◆ **Work required**: Gather each line of the records where "örneğindeki" appears.

Figure data in JSON
++++++

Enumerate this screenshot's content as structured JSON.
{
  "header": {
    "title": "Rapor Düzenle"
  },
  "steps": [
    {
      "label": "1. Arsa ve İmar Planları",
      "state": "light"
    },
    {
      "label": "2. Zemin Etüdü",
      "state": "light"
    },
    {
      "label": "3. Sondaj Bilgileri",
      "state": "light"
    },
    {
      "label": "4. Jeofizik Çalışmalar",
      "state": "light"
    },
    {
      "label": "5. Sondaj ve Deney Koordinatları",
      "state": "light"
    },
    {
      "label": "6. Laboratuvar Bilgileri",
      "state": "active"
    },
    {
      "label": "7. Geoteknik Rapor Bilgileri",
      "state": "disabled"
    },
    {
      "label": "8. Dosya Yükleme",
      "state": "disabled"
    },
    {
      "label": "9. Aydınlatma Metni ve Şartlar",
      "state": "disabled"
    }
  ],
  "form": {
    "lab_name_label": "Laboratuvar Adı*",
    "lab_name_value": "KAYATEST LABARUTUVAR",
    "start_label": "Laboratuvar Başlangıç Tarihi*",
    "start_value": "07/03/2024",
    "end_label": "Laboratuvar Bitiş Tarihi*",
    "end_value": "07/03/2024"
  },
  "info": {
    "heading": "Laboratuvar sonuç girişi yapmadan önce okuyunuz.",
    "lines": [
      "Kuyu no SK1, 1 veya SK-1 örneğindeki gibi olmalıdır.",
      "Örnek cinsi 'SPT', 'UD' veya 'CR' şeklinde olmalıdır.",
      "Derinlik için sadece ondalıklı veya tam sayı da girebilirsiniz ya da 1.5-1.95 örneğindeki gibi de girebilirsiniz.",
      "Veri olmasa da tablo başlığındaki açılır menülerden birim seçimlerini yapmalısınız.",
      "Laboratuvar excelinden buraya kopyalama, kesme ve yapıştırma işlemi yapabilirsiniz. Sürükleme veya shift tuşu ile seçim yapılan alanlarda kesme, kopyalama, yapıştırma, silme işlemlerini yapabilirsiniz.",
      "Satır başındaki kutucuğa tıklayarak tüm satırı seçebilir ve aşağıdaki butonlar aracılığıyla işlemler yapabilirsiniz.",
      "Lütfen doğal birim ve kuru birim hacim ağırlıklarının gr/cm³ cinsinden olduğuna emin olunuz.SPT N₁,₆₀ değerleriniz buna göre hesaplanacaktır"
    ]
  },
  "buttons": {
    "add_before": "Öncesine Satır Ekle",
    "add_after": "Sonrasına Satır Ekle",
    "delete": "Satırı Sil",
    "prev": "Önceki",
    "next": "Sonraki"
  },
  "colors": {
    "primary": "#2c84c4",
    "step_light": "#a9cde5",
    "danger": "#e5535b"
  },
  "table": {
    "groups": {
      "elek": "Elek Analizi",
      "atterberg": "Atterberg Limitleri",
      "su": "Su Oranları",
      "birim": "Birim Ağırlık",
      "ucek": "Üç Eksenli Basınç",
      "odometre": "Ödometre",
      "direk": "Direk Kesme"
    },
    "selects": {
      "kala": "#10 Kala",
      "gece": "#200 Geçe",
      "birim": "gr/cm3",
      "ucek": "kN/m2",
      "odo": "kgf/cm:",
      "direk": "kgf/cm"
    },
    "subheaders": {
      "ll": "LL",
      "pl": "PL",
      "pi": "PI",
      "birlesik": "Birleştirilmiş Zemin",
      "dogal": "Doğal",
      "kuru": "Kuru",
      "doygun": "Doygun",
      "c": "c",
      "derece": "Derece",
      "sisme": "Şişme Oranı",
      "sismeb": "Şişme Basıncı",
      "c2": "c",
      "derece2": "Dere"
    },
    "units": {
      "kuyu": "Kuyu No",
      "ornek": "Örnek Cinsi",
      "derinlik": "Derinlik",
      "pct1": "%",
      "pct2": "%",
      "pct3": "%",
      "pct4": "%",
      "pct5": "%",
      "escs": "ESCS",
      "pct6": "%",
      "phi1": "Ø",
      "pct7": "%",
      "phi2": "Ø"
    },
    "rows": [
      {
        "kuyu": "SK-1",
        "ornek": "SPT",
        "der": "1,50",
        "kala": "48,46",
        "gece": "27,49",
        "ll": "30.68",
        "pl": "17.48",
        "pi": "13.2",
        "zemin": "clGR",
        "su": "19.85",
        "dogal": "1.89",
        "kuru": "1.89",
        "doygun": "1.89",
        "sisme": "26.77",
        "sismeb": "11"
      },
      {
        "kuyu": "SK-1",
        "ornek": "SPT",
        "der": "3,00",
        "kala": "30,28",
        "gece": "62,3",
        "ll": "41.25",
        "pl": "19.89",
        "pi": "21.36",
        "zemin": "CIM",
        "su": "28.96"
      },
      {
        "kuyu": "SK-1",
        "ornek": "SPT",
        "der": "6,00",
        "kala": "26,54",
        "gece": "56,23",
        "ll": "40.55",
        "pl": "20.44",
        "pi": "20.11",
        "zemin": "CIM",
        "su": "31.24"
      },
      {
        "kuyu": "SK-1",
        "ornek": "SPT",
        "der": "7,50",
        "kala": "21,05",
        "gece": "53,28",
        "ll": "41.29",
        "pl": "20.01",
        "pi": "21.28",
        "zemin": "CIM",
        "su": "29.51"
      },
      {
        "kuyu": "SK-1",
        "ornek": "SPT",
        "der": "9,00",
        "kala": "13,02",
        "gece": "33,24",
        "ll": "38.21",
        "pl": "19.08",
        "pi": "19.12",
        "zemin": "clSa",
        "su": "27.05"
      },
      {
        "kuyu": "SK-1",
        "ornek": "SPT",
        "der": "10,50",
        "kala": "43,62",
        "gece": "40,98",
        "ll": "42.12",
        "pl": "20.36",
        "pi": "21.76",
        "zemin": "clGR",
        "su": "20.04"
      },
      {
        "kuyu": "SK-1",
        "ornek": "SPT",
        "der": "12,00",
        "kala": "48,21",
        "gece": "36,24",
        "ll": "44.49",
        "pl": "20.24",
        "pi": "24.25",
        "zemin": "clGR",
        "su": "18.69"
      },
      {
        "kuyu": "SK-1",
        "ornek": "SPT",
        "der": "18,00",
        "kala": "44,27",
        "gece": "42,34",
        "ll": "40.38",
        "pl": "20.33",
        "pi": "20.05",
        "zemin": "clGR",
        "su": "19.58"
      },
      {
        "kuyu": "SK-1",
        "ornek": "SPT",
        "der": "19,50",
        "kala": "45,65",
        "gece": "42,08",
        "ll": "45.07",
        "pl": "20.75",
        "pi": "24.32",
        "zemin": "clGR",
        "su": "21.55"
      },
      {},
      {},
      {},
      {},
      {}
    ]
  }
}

++++++

◆ **Expected answer**:
      "Kuyu no SK1, 1 veya SK-1 örneğindeki gibi olmalıdır.",
      "Derinlik için sadece ondalıklı veya tam sayı da girebilirsiniz ya da 1.5-1.95 örneğindeki gibi de girebilirsiniz.",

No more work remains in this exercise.